*Material for this task*:
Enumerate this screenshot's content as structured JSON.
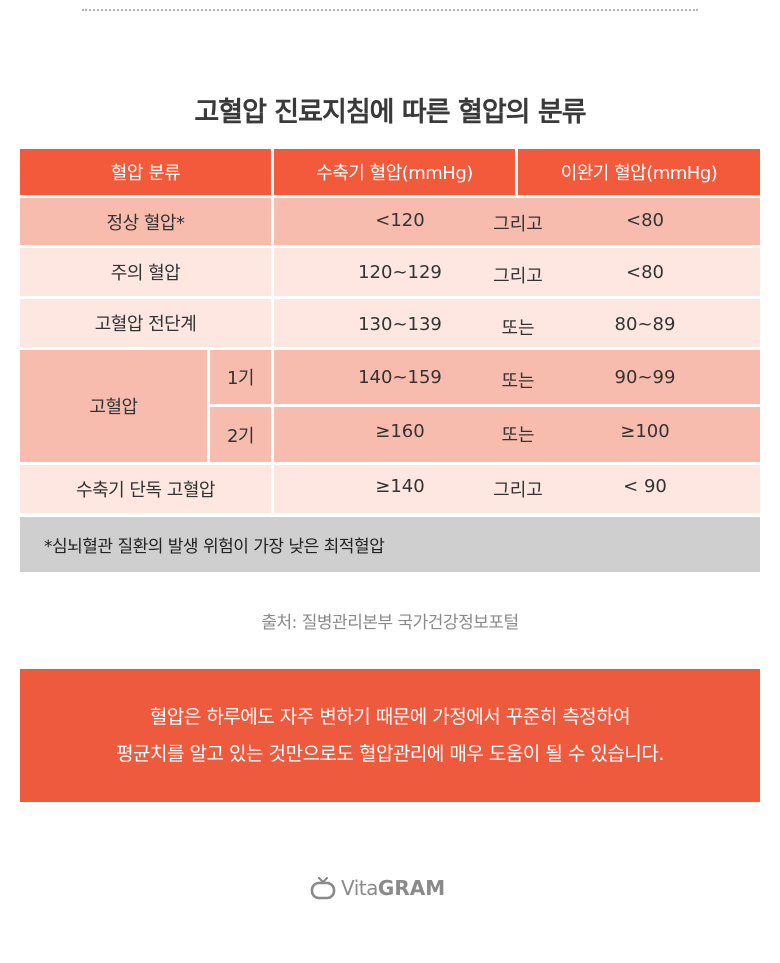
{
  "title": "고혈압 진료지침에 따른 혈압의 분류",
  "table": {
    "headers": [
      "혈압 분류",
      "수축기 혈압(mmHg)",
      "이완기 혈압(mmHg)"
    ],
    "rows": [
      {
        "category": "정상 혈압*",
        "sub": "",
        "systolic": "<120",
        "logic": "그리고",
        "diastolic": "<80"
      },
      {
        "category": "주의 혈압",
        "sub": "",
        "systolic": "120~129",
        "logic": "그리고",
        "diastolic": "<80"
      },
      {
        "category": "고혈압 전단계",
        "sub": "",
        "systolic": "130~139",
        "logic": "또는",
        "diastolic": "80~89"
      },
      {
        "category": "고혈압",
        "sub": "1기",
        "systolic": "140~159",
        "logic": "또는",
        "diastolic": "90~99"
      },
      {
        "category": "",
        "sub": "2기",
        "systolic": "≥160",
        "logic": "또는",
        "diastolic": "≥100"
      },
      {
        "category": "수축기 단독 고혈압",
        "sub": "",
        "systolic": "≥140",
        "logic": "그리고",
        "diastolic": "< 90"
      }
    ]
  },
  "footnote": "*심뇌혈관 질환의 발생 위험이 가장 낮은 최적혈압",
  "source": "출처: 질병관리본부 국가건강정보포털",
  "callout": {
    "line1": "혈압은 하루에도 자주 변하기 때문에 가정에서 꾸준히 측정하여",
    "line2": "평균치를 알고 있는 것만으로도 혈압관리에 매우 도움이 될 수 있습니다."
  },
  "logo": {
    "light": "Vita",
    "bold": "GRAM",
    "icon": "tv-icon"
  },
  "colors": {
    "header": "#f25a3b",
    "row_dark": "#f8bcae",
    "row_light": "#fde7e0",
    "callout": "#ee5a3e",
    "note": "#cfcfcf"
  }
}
==
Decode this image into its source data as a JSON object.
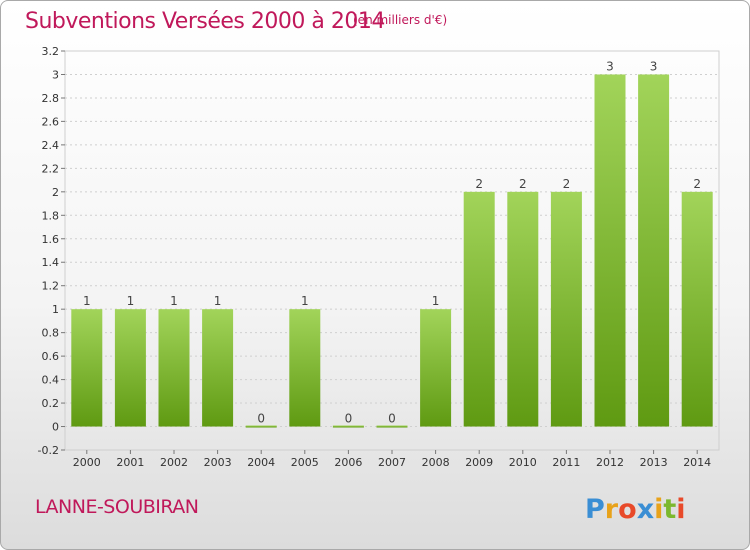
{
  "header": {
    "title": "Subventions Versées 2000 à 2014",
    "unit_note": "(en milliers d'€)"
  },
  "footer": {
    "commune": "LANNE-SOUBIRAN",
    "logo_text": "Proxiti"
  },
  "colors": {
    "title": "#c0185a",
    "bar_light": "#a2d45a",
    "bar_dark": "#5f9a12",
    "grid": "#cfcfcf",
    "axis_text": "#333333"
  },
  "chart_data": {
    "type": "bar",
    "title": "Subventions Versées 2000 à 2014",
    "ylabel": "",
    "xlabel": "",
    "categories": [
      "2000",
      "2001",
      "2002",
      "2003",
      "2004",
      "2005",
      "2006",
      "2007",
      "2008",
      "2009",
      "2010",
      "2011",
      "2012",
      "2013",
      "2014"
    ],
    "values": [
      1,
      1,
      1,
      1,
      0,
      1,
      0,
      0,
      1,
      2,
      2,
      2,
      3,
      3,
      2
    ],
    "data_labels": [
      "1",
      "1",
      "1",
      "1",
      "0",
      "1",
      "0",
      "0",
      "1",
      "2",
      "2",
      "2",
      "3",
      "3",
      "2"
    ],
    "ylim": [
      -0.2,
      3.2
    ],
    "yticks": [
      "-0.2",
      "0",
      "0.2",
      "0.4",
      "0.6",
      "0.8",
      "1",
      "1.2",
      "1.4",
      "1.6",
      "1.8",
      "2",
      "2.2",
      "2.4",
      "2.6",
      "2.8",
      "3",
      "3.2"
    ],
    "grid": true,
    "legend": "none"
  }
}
==
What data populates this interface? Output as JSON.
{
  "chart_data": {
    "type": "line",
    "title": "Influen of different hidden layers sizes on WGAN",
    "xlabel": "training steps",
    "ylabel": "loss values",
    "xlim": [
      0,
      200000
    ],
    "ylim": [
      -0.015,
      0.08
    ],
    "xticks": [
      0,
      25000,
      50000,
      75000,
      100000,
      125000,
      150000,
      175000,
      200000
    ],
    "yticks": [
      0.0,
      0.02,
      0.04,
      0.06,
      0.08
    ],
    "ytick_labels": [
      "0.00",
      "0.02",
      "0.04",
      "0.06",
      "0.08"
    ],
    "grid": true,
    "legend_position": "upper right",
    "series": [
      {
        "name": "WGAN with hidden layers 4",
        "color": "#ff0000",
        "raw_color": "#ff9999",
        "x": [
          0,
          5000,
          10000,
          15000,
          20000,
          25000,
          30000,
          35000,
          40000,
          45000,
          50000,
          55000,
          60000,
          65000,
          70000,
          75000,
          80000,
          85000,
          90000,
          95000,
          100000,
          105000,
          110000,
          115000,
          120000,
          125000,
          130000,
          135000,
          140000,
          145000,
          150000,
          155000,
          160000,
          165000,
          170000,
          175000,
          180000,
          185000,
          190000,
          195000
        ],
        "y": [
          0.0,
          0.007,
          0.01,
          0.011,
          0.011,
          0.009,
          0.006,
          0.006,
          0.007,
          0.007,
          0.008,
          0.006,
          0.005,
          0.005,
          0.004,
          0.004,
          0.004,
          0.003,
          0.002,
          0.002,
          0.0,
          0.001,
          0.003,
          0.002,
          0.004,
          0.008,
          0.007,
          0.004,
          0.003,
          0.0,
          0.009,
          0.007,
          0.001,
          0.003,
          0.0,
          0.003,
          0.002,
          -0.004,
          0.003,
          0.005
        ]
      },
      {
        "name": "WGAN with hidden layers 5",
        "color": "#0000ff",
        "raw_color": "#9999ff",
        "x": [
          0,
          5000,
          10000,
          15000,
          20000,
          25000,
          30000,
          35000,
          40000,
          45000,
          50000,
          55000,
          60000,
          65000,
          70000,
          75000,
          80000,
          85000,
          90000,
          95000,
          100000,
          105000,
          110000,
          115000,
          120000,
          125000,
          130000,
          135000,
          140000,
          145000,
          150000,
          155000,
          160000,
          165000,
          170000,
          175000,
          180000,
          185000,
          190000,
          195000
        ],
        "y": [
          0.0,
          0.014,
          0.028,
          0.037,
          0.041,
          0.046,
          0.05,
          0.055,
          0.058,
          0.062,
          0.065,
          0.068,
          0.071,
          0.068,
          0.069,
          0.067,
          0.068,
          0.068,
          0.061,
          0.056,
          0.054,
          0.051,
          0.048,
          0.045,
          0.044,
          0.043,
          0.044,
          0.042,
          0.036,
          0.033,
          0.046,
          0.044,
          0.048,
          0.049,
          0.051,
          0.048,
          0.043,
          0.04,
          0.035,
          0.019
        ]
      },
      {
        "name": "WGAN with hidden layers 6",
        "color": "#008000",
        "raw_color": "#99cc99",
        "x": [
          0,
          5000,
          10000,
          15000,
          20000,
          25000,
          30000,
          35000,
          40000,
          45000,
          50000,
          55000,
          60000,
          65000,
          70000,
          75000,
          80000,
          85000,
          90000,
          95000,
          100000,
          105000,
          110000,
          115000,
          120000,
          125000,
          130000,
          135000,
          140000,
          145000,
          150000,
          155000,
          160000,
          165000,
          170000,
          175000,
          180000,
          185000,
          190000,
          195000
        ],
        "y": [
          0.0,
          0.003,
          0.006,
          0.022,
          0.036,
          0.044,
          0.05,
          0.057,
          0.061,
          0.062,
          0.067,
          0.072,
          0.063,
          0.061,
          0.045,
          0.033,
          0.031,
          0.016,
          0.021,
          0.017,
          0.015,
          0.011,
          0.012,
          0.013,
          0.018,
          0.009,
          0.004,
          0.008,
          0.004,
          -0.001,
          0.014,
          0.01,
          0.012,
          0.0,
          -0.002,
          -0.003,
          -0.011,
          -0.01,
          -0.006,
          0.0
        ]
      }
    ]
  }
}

*Given instruction*: In the entries above, count each line holding "title" and report the total and nothing more.

*Solution to this task*: 5